Directions for this task
Without the pictures, copy the entries below word for word.

Figure dataset records:

## START

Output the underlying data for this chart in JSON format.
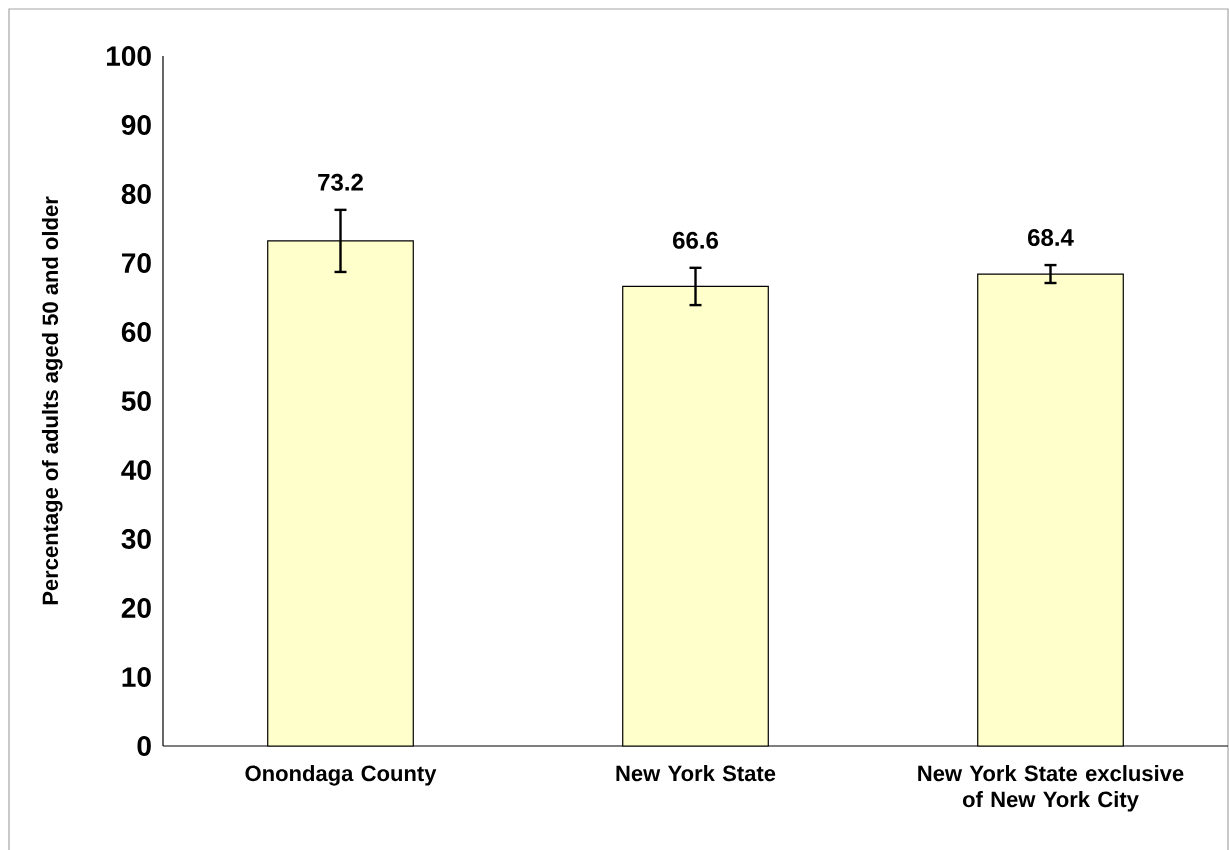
{
  "chart_data": {
    "type": "bar",
    "ylabel": "Percentage of adults aged 50 and older",
    "categories": [
      "Onondaga County",
      "New York State",
      "New York State exclusive of New York City"
    ],
    "values": [
      73.2,
      66.6,
      68.4
    ],
    "errors": [
      4.5,
      2.7,
      1.3
    ],
    "color": "#ffffcc",
    "ylim": [
      0,
      100
    ],
    "yticks": [
      0,
      10,
      20,
      30,
      40,
      50,
      60,
      70,
      80,
      90,
      100
    ],
    "data_labels": true
  }
}
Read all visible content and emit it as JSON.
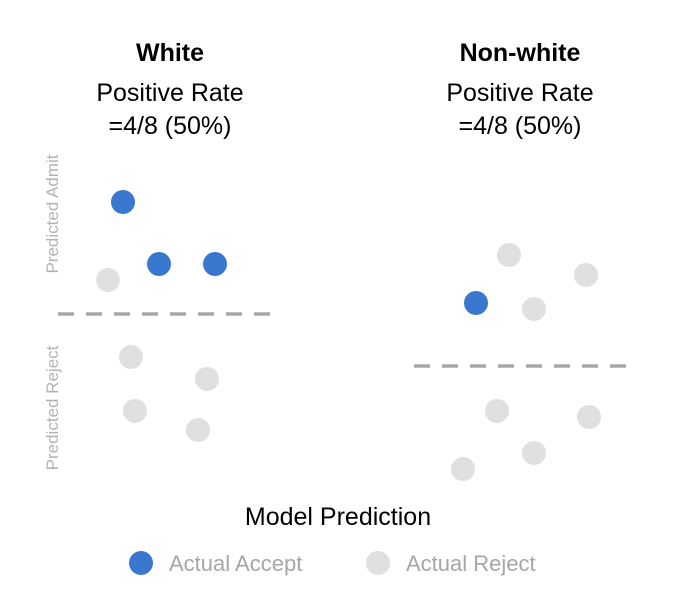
{
  "panels": [
    {
      "title": "White",
      "rate_label": "Positive Rate",
      "rate_value": "=4/8 (50%)",
      "points": [
        {
          "class": "accept",
          "side": "above"
        },
        {
          "class": "accept",
          "side": "above"
        },
        {
          "class": "accept",
          "side": "above"
        },
        {
          "class": "reject",
          "side": "above"
        },
        {
          "class": "reject",
          "side": "below"
        },
        {
          "class": "reject",
          "side": "below"
        },
        {
          "class": "reject",
          "side": "below"
        },
        {
          "class": "reject",
          "side": "below"
        }
      ]
    },
    {
      "title": "Non-white",
      "rate_label": "Positive Rate",
      "rate_value": "=4/8 (50%)",
      "points": [
        {
          "class": "accept",
          "side": "above"
        },
        {
          "class": "reject",
          "side": "above"
        },
        {
          "class": "reject",
          "side": "above"
        },
        {
          "class": "reject",
          "side": "above"
        },
        {
          "class": "reject",
          "side": "below"
        },
        {
          "class": "reject",
          "side": "below"
        },
        {
          "class": "reject",
          "side": "below"
        },
        {
          "class": "reject",
          "side": "below"
        }
      ]
    }
  ],
  "y_labels": {
    "top": "Predicted Admit",
    "bottom": "Predicted Reject"
  },
  "xlabel": "Model Prediction",
  "legend": [
    {
      "label": "Actual Accept",
      "color": "#3a78cf"
    },
    {
      "label": "Actual Reject",
      "color": "#e0e0e0"
    }
  ],
  "colors": {
    "accept": "#3a78cf",
    "reject": "#e0e0e0",
    "divider": "#a6a6a6"
  }
}
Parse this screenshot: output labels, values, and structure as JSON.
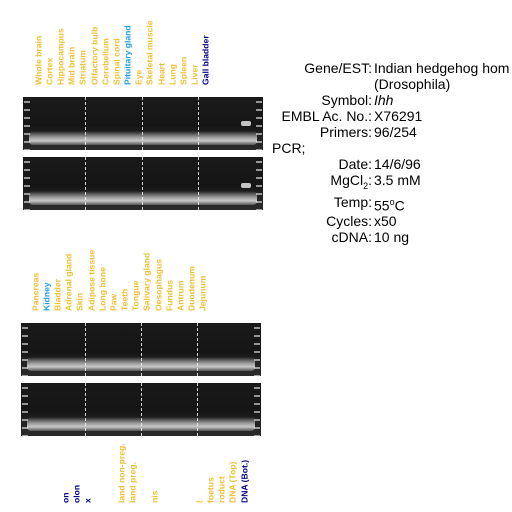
{
  "colors": {
    "tissue": "#f0c030",
    "highlight_blue": "#1fa0e0",
    "dark_blue": "#00008b",
    "gel_bg": "#1a1a1a"
  },
  "panels": {
    "top": {
      "lanes": [
        {
          "label": "Whole brain",
          "color": "tissue"
        },
        {
          "label": "Cortex",
          "color": "tissue"
        },
        {
          "label": "Hippocampus",
          "color": "tissue"
        },
        {
          "label": "Mid brain",
          "color": "tissue"
        },
        {
          "label": "Striatum",
          "color": "tissue"
        },
        {
          "label": "Olfactory bulb",
          "color": "tissue"
        },
        {
          "label": "Cerebellum",
          "color": "tissue"
        },
        {
          "label": "Spinal cord",
          "color": "tissue"
        },
        {
          "label": "Pituitary gland",
          "color": "highlight_blue"
        },
        {
          "label": "Eye",
          "color": "tissue"
        },
        {
          "label": "Skeletal muscle",
          "color": "tissue"
        },
        {
          "label": "Heart",
          "color": "tissue"
        },
        {
          "label": "Lung",
          "color": "tissue"
        },
        {
          "label": "Spleen",
          "color": "tissue"
        },
        {
          "label": "Liver",
          "color": "tissue"
        },
        {
          "label": "Gall bladder",
          "color": "dark_blue"
        }
      ]
    },
    "mid": {
      "lanes": [
        {
          "label": "Pancreas",
          "color": "tissue"
        },
        {
          "label": "Kidney",
          "color": "highlight_blue"
        },
        {
          "label": "Bladder",
          "color": "tissue"
        },
        {
          "label": "Adrenal gland",
          "color": "tissue"
        },
        {
          "label": "Skin",
          "color": "tissue"
        },
        {
          "label": "Adipose tissue",
          "color": "tissue"
        },
        {
          "label": "Long bone",
          "color": "tissue"
        },
        {
          "label": "Paw",
          "color": "tissue"
        },
        {
          "label": "Teeth",
          "color": "tissue"
        },
        {
          "label": "Tongue",
          "color": "tissue"
        },
        {
          "label": "Salivary gland",
          "color": "tissue"
        },
        {
          "label": "Oesophagus",
          "color": "tissue"
        },
        {
          "label": "Fundus",
          "color": "tissue"
        },
        {
          "label": "Antrum",
          "color": "tissue"
        },
        {
          "label": "Duodenum",
          "color": "tissue"
        },
        {
          "label": "Jejunum",
          "color": "tissue"
        }
      ]
    },
    "bottom": {
      "lanes": [
        {
          "label": "on",
          "color": "dark_blue"
        },
        {
          "label": "olon",
          "color": "dark_blue"
        },
        {
          "label": "x",
          "color": "dark_blue"
        },
        {
          "label": "",
          "color": "tissue"
        },
        {
          "label": "",
          "color": "tissue"
        },
        {
          "label": "land non-preg.",
          "color": "tissue"
        },
        {
          "label": "land preg.",
          "color": "tissue"
        },
        {
          "label": "",
          "color": "tissue"
        },
        {
          "label": "nis",
          "color": "tissue"
        },
        {
          "label": "",
          "color": "tissue"
        },
        {
          "label": "",
          "color": "tissue"
        },
        {
          "label": "",
          "color": "tissue"
        },
        {
          "label": "l",
          "color": "tissue"
        },
        {
          "label": "foetus",
          "color": "tissue"
        },
        {
          "label": "roduct",
          "color": "tissue"
        },
        {
          "label": "DNA (Top)",
          "color": "tissue"
        },
        {
          "label": "DNA (Bot.)",
          "color": "dark_blue"
        }
      ]
    }
  },
  "info": {
    "gene_label": "Gene/EST:",
    "gene_value_line1": "Indian hedgehog hom",
    "gene_value_line2": "(Drosophila)",
    "symbol_label": "Symbol:",
    "symbol_value": "Ihh",
    "embl_label": "EMBL Ac. No.:",
    "embl_value": "X76291",
    "primers_label": "Primers:",
    "primers_value": "96/254",
    "pcr_label": "PCR;",
    "date_label": "Date:",
    "date_value": "14/6/96",
    "mgcl_label_main": "MgCl",
    "mgcl_label_sub": "2",
    "mgcl_label_colon": ":",
    "mgcl_value": "3.5 mM",
    "temp_label": "Temp:",
    "temp_value_num": "55",
    "temp_value_sup": "o",
    "temp_value_unit": "C",
    "cycles_label": "Cycles:",
    "cycles_value": "x50",
    "cdna_label": "cDNA:",
    "cdna_value": "10 ng"
  }
}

## END

Answer to the task
Output the underlying data for this chart in JSON format.
{
  "chart_data": {
    "type": "bar",
    "ylabel": "Percentage of adults aged 50 and older",
    "categories": [
      "Onondaga County",
      "New York State",
      "New York State exclusive of New York City"
    ],
    "values": [
      73.2,
      66.6,
      68.4
    ],
    "errors": [
      4.5,
      2.7,
      1.3
    ],
    "color": "#ffffcc",
    "ylim": [
      0,
      100
    ],
    "yticks": [
      0,
      10,
      20,
      30,
      40,
      50,
      60,
      70,
      80,
      90,
      100
    ],
    "data_labels": true
  }
}
Read all visible content and emit it as JSON.
{
  "panels": [
    {
      "title": "White",
      "rate_label": "Positive Rate",
      "rate_value": "=4/8 (50%)",
      "points": [
        {
          "class": "accept",
          "side": "above"
        },
        {
          "class": "accept",
          "side": "above"
        },
        {
          "class": "accept",
          "side": "above"
        },
        {
          "class": "reject",
          "side": "above"
        },
        {
          "class": "reject",
          "side": "below"
        },
        {
          "class": "reject",
          "side": "below"
        },
        {
          "class": "reject",
          "side": "below"
        },
        {
          "class": "reject",
          "side": "below"
        }
      ]
    },
    {
      "title": "Non-white",
      "rate_label": "Positive Rate",
      "rate_value": "=4/8 (50%)",
      "points": [
        {
          "class": "accept",
          "side": "above"
        },
        {
          "class": "reject",
          "side": "above"
        },
        {
          "class": "reject",
          "side": "above"
        },
        {
          "class": "reject",
          "side": "above"
        },
        {
          "class": "reject",
          "side": "below"
        },
        {
          "class": "reject",
          "side": "below"
        },
        {
          "class": "reject",
          "side": "below"
        },
        {
          "class": "reject",
          "side": "below"
        }
      ]
    }
  ],
  "y_labels": {
    "top": "Predicted Admit",
    "bottom": "Predicted Reject"
  },
  "xlabel": "Model Prediction",
  "legend": [
    {
      "label": "Actual Accept",
      "color": "#3a78cf"
    },
    {
      "label": "Actual Reject",
      "color": "#e0e0e0"
    }
  ],
  "colors": {
    "accept": "#3a78cf",
    "reject": "#e0e0e0",
    "divider": "#a6a6a6"
  }
}
Parse this screenshot: output labels, values, and structure as JSON.
{
  "colors": {
    "tissue": "#f0c030",
    "highlight_blue": "#1fa0e0",
    "dark_blue": "#00008b",
    "gel_bg": "#1a1a1a"
  },
  "panels": {
    "top": {
      "lanes": [
        {
          "label": "Whole brain",
          "color": "tissue"
        },
        {
          "label": "Cortex",
          "color": "tissue"
        },
        {
          "label": "Hippocampus",
          "color": "tissue"
        },
        {
          "label": "Mid brain",
          "color": "tissue"
        },
        {
          "label": "Striatum",
          "color": "tissue"
        },
        {
          "label": "Olfactory bulb",
          "color": "tissue"
        },
        {
          "label": "Cerebellum",
          "color": "tissue"
        },
        {
          "label": "Spinal cord",
          "color": "tissue"
        },
        {
          "label": "Pituitary gland",
          "color": "highlight_blue"
        },
        {
          "label": "Eye",
          "color": "tissue"
        },
        {
          "label": "Skeletal muscle",
          "color": "tissue"
        },
        {
          "label": "Heart",
          "color": "tissue"
        },
        {
          "label": "Lung",
          "color": "tissue"
        },
        {
          "label": "Spleen",
          "color": "tissue"
        },
        {
          "label": "Liver",
          "color": "tissue"
        },
        {
          "label": "Gall bladder",
          "color": "dark_blue"
        }
      ]
    },
    "mid": {
      "lanes": [
        {
          "label": "Pancreas",
          "color": "tissue"
        },
        {
          "label": "Kidney",
          "color": "highlight_blue"
        },
        {
          "label": "Bladder",
          "color": "tissue"
        },
        {
          "label": "Adrenal gland",
          "color": "tissue"
        },
        {
          "label": "Skin",
          "color": "tissue"
        },
        {
          "label": "Adipose tissue",
          "color": "tissue"
        },
        {
          "label": "Long bone",
          "color": "tissue"
        },
        {
          "label": "Paw",
          "color": "tissue"
        },
        {
          "label": "Teeth",
          "color": "tissue"
        },
        {
          "label": "Tongue",
          "color": "tissue"
        },
        {
          "label": "Salivary gland",
          "color": "tissue"
        },
        {
          "label": "Oesophagus",
          "color": "tissue"
        },
        {
          "label": "Fundus",
          "color": "tissue"
        },
        {
          "label": "Antrum",
          "color": "tissue"
        },
        {
          "label": "Duodenum",
          "color": "tissue"
        },
        {
          "label": "Jejunum",
          "color": "tissue"
        }
      ]
    },
    "bottom": {
      "lanes": [
        {
          "label": "on",
          "color": "dark_blue"
        },
        {
          "label": "olon",
          "color": "dark_blue"
        },
        {
          "label": "x",
          "color": "dark_blue"
        },
        {
          "label": "",
          "color": "tissue"
        },
        {
          "label": "",
          "color": "tissue"
        },
        {
          "label": "land non-preg.",
          "color": "tissue"
        },
        {
          "label": "land preg.",
          "color": "tissue"
        },
        {
          "label": "",
          "color": "tissue"
        },
        {
          "label": "nis",
          "color": "tissue"
        },
        {
          "label": "",
          "color": "tissue"
        },
        {
          "label": "",
          "color": "tissue"
        },
        {
          "label": "",
          "color": "tissue"
        },
        {
          "label": "l",
          "color": "tissue"
        },
        {
          "label": "foetus",
          "color": "tissue"
        },
        {
          "label": "roduct",
          "color": "tissue"
        },
        {
          "label": "DNA (Top)",
          "color": "tissue"
        },
        {
          "label": "DNA (Bot.)",
          "color": "dark_blue"
        }
      ]
    }
  },
  "info": {
    "gene_label": "Gene/EST:",
    "gene_value_line1": "Indian hedgehog hom",
    "gene_value_line2": "(Drosophila)",
    "symbol_label": "Symbol:",
    "symbol_value": "Ihh",
    "embl_label": "EMBL Ac. No.:",
    "embl_value": "X76291",
    "primers_label": "Primers:",
    "primers_value": "96/254",
    "pcr_label": "PCR;",
    "date_label": "Date:",
    "date_value": "14/6/96",
    "mgcl_label_main": "MgCl",
    "mgcl_label_sub": "2",
    "mgcl_label_colon": ":",
    "mgcl_value": "3.5 mM",
    "temp_label": "Temp:",
    "temp_value_num": "55",
    "temp_value_sup": "o",
    "temp_value_unit": "C",
    "cycles_label": "Cycles:",
    "cycles_value": "x50",
    "cdna_label": "cDNA:",
    "cdna_value": "10 ng"
  }
}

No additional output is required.